▸ EXERCISE DIRECTIONS
Make an exact copy of all the material below, apart from the pictures.
[BEGIN SUPPLIED DATA]
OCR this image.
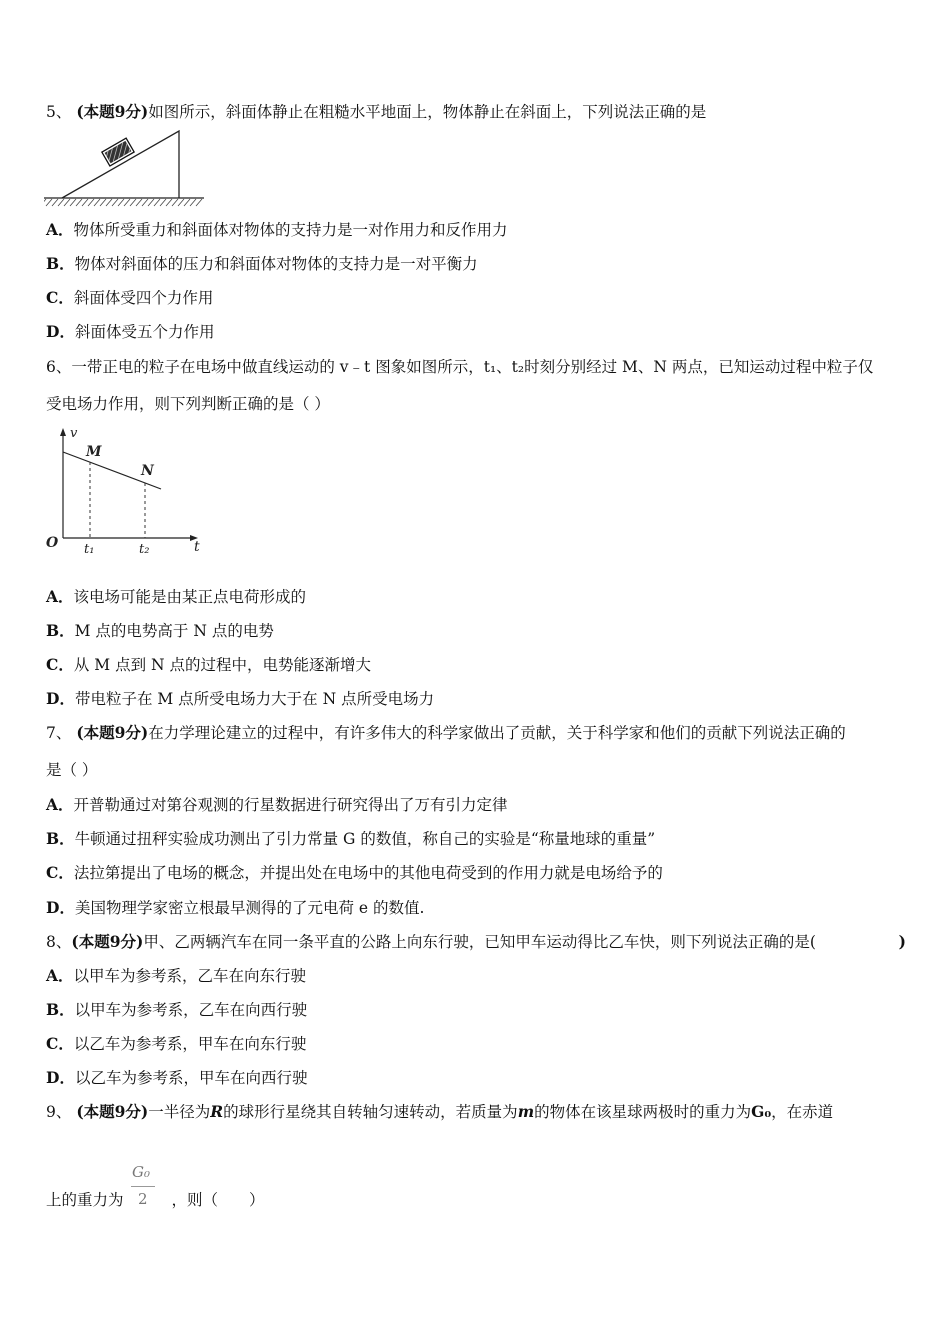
5、 (本题9分)如图所示，斜面体静止在粗糙水平地面上，物体静止在斜面上，下列说法正确的是
A．物体所受重力和斜面体对物体的支持力是一对作用力和反作用力
B．物体对斜面体的压力和斜面体对物体的支持力是一对平衡力
C．斜面体受四个力作用
D．斜面体受五个力作用
6、一带正电的粒子在电场中做直线运动的 v﹣t 图象如图所示，t₁、t₂时刻分别经过 M、N 两点，已知运动过程中粒子仅
受电场力作用，则下列判断正确的是（ ）
v
M
N
O	t
t₁	t₂
A．该电场可能是由某正点电荷形成的
B．M 点的电势高于 N 点的电势
C．从 M 点到 N 点的过程中，电势能逐渐增大
D．带电粒子在 M 点所受电场力大于在 N 点所受电场力
7、 (本题9分)在力学理论建立的过程中，有许多伟大的科学家做出了贡献，关于科学家和他们的贡献下列说法正确的
是（ ）
A．开普勒通过对第谷观测的行星数据进行研究得出了万有引力定律
B．牛顿通过扭秤实验成功测出了引力常量 G 的数值，称自己的实验是“称量地球的重量”
C．法拉第提出了电场的概念，并提出处在电场中的其他电荷受到的作用力就是电场给予的
D．美国物理学家密立根最早测得的了元电荷 e 的数值.
8、(本题9分)甲、乙两辆汽车在同一条平直的公路上向东行驶，已知甲车运动得比乙车快，则下列说法正确的是(	)
A．以甲车为参考系，乙车在向东行驶
B．以甲车为参考系，乙车在向西行驶
C．以乙车为参考系，甲车在向东行驶
D．以乙车为参考系，甲车在向西行驶
9、 (本题9分)一半径为R的球形行星绕其自转轴匀速转动，若质量为m的物体在该星球两极时的重力为G₀，在赤道
上的重力为	，则（　　）
G₀
2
[END SUPPLIED DATA]
▸ ANSWER TO THIS TASK
OCR this image.
5、 (本题9分)如图所示，斜面体静止在粗糙水平地面上，物体静止在斜面上，下列说法正确的是
A．物体所受重力和斜面体对物体的支持力是一对作用力和反作用力
B．物体对斜面体的压力和斜面体对物体的支持力是一对平衡力
C．斜面体受四个力作用
D．斜面体受五个力作用
6、一带正电的粒子在电场中做直线运动的 v﹣t 图象如图所示，t₁、t₂时刻分别经过 M、N 两点，已知运动过程中粒子仅
受电场力作用，则下列判断正确的是（ ）
v
M
N
O	t
t₁	t₂
A．该电场可能是由某正点电荷形成的
B．M 点的电势高于 N 点的电势
C．从 M 点到 N 点的过程中，电势能逐渐增大
D．带电粒子在 M 点所受电场力大于在 N 点所受电场力
7、 (本题9分)在力学理论建立的过程中，有许多伟大的科学家做出了贡献，关于科学家和他们的贡献下列说法正确的
是（ ）
A．开普勒通过对第谷观测的行星数据进行研究得出了万有引力定律
B．牛顿通过扭秤实验成功测出了引力常量 G 的数值，称自己的实验是“称量地球的重量”
C．法拉第提出了电场的概念，并提出处在电场中的其他电荷受到的作用力就是电场给予的
D．美国物理学家密立根最早测得的了元电荷 e 的数值.
8、(本题9分)甲、乙两辆汽车在同一条平直的公路上向东行驶，已知甲车运动得比乙车快，则下列说法正确的是(	)
A．以甲车为参考系，乙车在向东行驶
B．以甲车为参考系，乙车在向西行驶
C．以乙车为参考系，甲车在向东行驶
D．以乙车为参考系，甲车在向西行驶
9、 (本题9分)一半径为R的球形行星绕其自转轴匀速转动，若质量为m的物体在该星球两极时的重力为G₀，在赤道
上的重力为	，则（　　）
G₀
2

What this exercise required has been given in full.